▶ [Exercise requirements]
Will you print the material below without altering a single character?

▶ [Task data]
◇ ◇ ◇

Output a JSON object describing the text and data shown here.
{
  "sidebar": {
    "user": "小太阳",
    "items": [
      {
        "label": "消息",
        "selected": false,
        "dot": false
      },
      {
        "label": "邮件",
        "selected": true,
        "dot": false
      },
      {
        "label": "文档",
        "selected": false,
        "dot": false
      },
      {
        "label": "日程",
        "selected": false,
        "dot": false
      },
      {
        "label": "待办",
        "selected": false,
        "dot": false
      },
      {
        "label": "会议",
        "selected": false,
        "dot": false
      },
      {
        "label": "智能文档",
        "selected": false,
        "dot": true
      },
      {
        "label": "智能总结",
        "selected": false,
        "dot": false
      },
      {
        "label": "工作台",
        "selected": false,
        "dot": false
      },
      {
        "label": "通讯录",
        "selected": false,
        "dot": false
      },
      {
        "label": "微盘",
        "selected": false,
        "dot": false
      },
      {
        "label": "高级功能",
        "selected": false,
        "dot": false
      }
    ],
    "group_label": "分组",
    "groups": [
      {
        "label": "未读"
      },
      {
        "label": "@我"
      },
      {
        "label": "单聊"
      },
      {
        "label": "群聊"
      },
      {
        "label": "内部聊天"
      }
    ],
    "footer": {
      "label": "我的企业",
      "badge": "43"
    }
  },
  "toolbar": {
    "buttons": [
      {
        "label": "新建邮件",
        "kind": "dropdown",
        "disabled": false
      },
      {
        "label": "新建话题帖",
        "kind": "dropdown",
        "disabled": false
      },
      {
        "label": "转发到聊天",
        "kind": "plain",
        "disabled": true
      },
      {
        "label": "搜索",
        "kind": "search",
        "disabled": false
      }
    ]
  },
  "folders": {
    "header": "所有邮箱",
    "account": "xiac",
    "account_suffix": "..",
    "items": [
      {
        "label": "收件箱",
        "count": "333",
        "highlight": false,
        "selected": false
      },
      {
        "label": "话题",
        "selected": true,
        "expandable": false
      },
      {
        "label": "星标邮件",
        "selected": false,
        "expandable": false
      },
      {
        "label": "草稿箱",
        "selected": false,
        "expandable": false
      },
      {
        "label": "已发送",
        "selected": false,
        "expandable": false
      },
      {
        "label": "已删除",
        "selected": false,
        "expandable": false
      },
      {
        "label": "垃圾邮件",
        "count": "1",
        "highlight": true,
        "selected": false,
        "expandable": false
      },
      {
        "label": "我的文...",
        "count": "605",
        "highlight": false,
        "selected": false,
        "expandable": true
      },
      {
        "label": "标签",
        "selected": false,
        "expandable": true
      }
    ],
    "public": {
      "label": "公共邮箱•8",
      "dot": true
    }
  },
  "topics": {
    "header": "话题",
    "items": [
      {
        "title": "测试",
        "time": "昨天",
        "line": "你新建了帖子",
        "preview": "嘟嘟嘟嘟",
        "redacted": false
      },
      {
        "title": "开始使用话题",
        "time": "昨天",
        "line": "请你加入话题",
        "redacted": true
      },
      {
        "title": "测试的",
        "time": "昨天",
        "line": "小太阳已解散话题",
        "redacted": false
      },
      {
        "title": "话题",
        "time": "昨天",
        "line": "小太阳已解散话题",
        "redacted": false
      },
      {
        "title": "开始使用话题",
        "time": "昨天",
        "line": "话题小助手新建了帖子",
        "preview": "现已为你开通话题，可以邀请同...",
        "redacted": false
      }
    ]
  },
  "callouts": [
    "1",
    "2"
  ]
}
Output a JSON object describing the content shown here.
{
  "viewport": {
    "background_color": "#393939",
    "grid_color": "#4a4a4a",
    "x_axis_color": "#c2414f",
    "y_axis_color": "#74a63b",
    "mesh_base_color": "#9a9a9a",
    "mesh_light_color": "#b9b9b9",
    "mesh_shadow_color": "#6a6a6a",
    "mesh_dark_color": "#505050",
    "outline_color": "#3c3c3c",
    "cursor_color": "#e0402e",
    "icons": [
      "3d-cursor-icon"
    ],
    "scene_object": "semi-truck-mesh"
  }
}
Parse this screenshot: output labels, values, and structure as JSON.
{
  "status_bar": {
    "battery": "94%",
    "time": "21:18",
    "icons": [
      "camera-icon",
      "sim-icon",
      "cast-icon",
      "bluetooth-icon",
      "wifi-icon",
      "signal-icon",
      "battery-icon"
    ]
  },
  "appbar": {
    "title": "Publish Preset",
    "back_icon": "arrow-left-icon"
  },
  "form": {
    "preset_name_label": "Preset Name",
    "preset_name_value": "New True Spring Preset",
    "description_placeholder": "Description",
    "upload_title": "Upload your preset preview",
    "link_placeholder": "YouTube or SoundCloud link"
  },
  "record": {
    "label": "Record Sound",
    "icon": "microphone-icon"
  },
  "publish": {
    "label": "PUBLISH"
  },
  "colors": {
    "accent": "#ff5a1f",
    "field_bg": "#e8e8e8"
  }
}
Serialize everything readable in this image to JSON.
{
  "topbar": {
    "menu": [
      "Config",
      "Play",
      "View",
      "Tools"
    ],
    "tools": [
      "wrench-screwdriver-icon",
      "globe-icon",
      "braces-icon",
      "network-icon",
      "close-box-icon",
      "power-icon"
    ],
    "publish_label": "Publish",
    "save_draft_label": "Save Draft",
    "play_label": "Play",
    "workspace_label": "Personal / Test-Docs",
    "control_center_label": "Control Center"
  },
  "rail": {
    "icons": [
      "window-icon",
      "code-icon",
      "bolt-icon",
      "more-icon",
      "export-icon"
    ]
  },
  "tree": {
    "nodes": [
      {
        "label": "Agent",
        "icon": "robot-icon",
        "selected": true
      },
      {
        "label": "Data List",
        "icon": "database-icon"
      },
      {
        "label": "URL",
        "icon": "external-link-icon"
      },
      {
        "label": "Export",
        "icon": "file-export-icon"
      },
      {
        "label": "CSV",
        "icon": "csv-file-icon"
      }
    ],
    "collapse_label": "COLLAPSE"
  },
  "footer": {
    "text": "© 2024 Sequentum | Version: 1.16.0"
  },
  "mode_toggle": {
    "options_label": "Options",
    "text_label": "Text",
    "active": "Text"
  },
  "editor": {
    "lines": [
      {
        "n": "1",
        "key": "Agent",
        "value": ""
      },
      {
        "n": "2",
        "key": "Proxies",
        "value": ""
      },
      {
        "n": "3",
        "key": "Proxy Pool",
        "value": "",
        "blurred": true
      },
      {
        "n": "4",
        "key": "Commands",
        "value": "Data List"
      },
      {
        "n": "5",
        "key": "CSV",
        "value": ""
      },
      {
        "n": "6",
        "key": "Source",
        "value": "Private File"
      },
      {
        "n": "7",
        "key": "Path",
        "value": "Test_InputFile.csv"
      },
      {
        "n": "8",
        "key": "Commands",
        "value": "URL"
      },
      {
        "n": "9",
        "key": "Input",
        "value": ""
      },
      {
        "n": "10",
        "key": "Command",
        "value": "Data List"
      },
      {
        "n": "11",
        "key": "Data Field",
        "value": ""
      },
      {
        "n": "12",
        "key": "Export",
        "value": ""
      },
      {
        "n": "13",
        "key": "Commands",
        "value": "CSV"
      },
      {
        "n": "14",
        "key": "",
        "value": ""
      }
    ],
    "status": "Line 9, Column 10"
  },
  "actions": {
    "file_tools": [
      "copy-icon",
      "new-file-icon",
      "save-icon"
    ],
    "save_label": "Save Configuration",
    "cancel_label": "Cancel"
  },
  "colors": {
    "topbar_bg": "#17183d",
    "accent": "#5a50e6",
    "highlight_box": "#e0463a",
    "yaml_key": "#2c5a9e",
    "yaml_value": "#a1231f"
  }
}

◇ ◇ ◇

▶ [Output for this exercise]
Output a JSON object describing the text and data shown here.
{
  "sidebar": {
    "user": "小太阳",
    "items": [
      {
        "label": "消息",
        "selected": false,
        "dot": false
      },
      {
        "label": "邮件",
        "selected": true,
        "dot": false
      },
      {
        "label": "文档",
        "selected": false,
        "dot": false
      },
      {
        "label": "日程",
        "selected": false,
        "dot": false
      },
      {
        "label": "待办",
        "selected": false,
        "dot": false
      },
      {
        "label": "会议",
        "selected": false,
        "dot": false
      },
      {
        "label": "智能文档",
        "selected": false,
        "dot": true
      },
      {
        "label": "智能总结",
        "selected": false,
        "dot": false
      },
      {
        "label": "工作台",
        "selected": false,
        "dot": false
      },
      {
        "label": "通讯录",
        "selected": false,
        "dot": false
      },
      {
        "label": "微盘",
        "selected": false,
        "dot": false
      },
      {
        "label": "高级功能",
        "selected": false,
        "dot": false
      }
    ],
    "group_label": "分组",
    "groups": [
      {
        "label": "未读"
      },
      {
        "label": "@我"
      },
      {
        "label": "单聊"
      },
      {
        "label": "群聊"
      },
      {
        "label": "内部聊天"
      }
    ],
    "footer": {
      "label": "我的企业",
      "badge": "43"
    }
  },
  "toolbar": {
    "buttons": [
      {
        "label": "新建邮件",
        "kind": "dropdown",
        "disabled": false
      },
      {
        "label": "新建话题帖",
        "kind": "dropdown",
        "disabled": false
      },
      {
        "label": "转发到聊天",
        "kind": "plain",
        "disabled": true
      },
      {
        "label": "搜索",
        "kind": "search",
        "disabled": false
      }
    ]
  },
  "folders": {
    "header": "所有邮箱",
    "account": "xiac",
    "account_suffix": "..",
    "items": [
      {
        "label": "收件箱",
        "count": "333",
        "highlight": false,
        "selected": false
      },
      {
        "label": "话题",
        "selected": true,
        "expandable": false
      },
      {
        "label": "星标邮件",
        "selected": false,
        "expandable": false
      },
      {
        "label": "草稿箱",
        "selected": false,
        "expandable": false
      },
      {
        "label": "已发送",
        "selected": false,
        "expandable": false
      },
      {
        "label": "已删除",
        "selected": false,
        "expandable": false
      },
      {
        "label": "垃圾邮件",
        "count": "1",
        "highlight": true,
        "selected": false,
        "expandable": false
      },
      {
        "label": "我的文...",
        "count": "605",
        "highlight": false,
        "selected": false,
        "expandable": true
      },
      {
        "label": "标签",
        "selected": false,
        "expandable": true
      }
    ],
    "public": {
      "label": "公共邮箱•8",
      "dot": true
    }
  },
  "topics": {
    "header": "话题",
    "items": [
      {
        "title": "测试",
        "time": "昨天",
        "line": "你新建了帖子",
        "preview": "嘟嘟嘟嘟",
        "redacted": false
      },
      {
        "title": "开始使用话题",
        "time": "昨天",
        "line": "请你加入话题",
        "redacted": true
      },
      {
        "title": "测试的",
        "time": "昨天",
        "line": "小太阳已解散话题",
        "redacted": false
      },
      {
        "title": "话题",
        "time": "昨天",
        "line": "小太阳已解散话题",
        "redacted": false
      },
      {
        "title": "开始使用话题",
        "time": "昨天",
        "line": "话题小助手新建了帖子",
        "preview": "现已为你开通话题，可以邀请同...",
        "redacted": false
      }
    ]
  },
  "callouts": [
    "1",
    "2"
  ]
}
Output a JSON object describing the content shown here.
{
  "viewport": {
    "background_color": "#393939",
    "grid_color": "#4a4a4a",
    "x_axis_color": "#c2414f",
    "y_axis_color": "#74a63b",
    "mesh_base_color": "#9a9a9a",
    "mesh_light_color": "#b9b9b9",
    "mesh_shadow_color": "#6a6a6a",
    "mesh_dark_color": "#505050",
    "outline_color": "#3c3c3c",
    "cursor_color": "#e0402e",
    "icons": [
      "3d-cursor-icon"
    ],
    "scene_object": "semi-truck-mesh"
  }
}
Parse this screenshot: output labels, values, and structure as JSON.
{
  "status_bar": {
    "battery": "94%",
    "time": "21:18",
    "icons": [
      "camera-icon",
      "sim-icon",
      "cast-icon",
      "bluetooth-icon",
      "wifi-icon",
      "signal-icon",
      "battery-icon"
    ]
  },
  "appbar": {
    "title": "Publish Preset",
    "back_icon": "arrow-left-icon"
  },
  "form": {
    "preset_name_label": "Preset Name",
    "preset_name_value": "New True Spring Preset",
    "description_placeholder": "Description",
    "upload_title": "Upload your preset preview",
    "link_placeholder": "YouTube or SoundCloud link"
  },
  "record": {
    "label": "Record Sound",
    "icon": "microphone-icon"
  },
  "publish": {
    "label": "PUBLISH"
  },
  "colors": {
    "accent": "#ff5a1f",
    "field_bg": "#e8e8e8"
  }
}
Serialize everything readable in this image to JSON.
{
  "topbar": {
    "menu": [
      "Config",
      "Play",
      "View",
      "Tools"
    ],
    "tools": [
      "wrench-screwdriver-icon",
      "globe-icon",
      "braces-icon",
      "network-icon",
      "close-box-icon",
      "power-icon"
    ],
    "publish_label": "Publish",
    "save_draft_label": "Save Draft",
    "play_label": "Play",
    "workspace_label": "Personal / Test-Docs",
    "control_center_label": "Control Center"
  },
  "rail": {
    "icons": [
      "window-icon",
      "code-icon",
      "bolt-icon",
      "more-icon",
      "export-icon"
    ]
  },
  "tree": {
    "nodes": [
      {
        "label": "Agent",
        "icon": "robot-icon",
        "selected": true
      },
      {
        "label": "Data List",
        "icon": "database-icon"
      },
      {
        "label": "URL",
        "icon": "external-link-icon"
      },
      {
        "label": "Export",
        "icon": "file-export-icon"
      },
      {
        "label": "CSV",
        "icon": "csv-file-icon"
      }
    ],
    "collapse_label": "COLLAPSE"
  },
  "footer": {
    "text": "© 2024 Sequentum | Version: 1.16.0"
  },
  "mode_toggle": {
    "options_label": "Options",
    "text_label": "Text",
    "active": "Text"
  },
  "editor": {
    "lines": [
      {
        "n": "1",
        "key": "Agent",
        "value": ""
      },
      {
        "n": "2",
        "key": "Proxies",
        "value": ""
      },
      {
        "n": "3",
        "key": "Proxy Pool",
        "value": "",
        "blurred": true
      },
      {
        "n": "4",
        "key": "Commands",
        "value": "Data List"
      },
      {
        "n": "5",
        "key": "CSV",
        "value": ""
      },
      {
        "n": "6",
        "key": "Source",
        "value": "Private File"
      },
      {
        "n": "7",
        "key": "Path",
        "value": "Test_InputFile.csv"
      },
      {
        "n": "8",
        "key": "Commands",
        "value": "URL"
      },
      {
        "n": "9",
        "key": "Input",
        "value": ""
      },
      {
        "n": "10",
        "key": "Command",
        "value": "Data List"
      },
      {
        "n": "11",
        "key": "Data Field",
        "value": ""
      },
      {
        "n": "12",
        "key": "Export",
        "value": ""
      },
      {
        "n": "13",
        "key": "Commands",
        "value": "CSV"
      },
      {
        "n": "14",
        "key": "",
        "value": ""
      }
    ],
    "status": "Line 9, Column 10"
  },
  "actions": {
    "file_tools": [
      "copy-icon",
      "new-file-icon",
      "save-icon"
    ],
    "save_label": "Save Configuration",
    "cancel_label": "Cancel"
  },
  "colors": {
    "topbar_bg": "#17183d",
    "accent": "#5a50e6",
    "highlight_box": "#e0463a",
    "yaml_key": "#2c5a9e",
    "yaml_value": "#a1231f"
  }
}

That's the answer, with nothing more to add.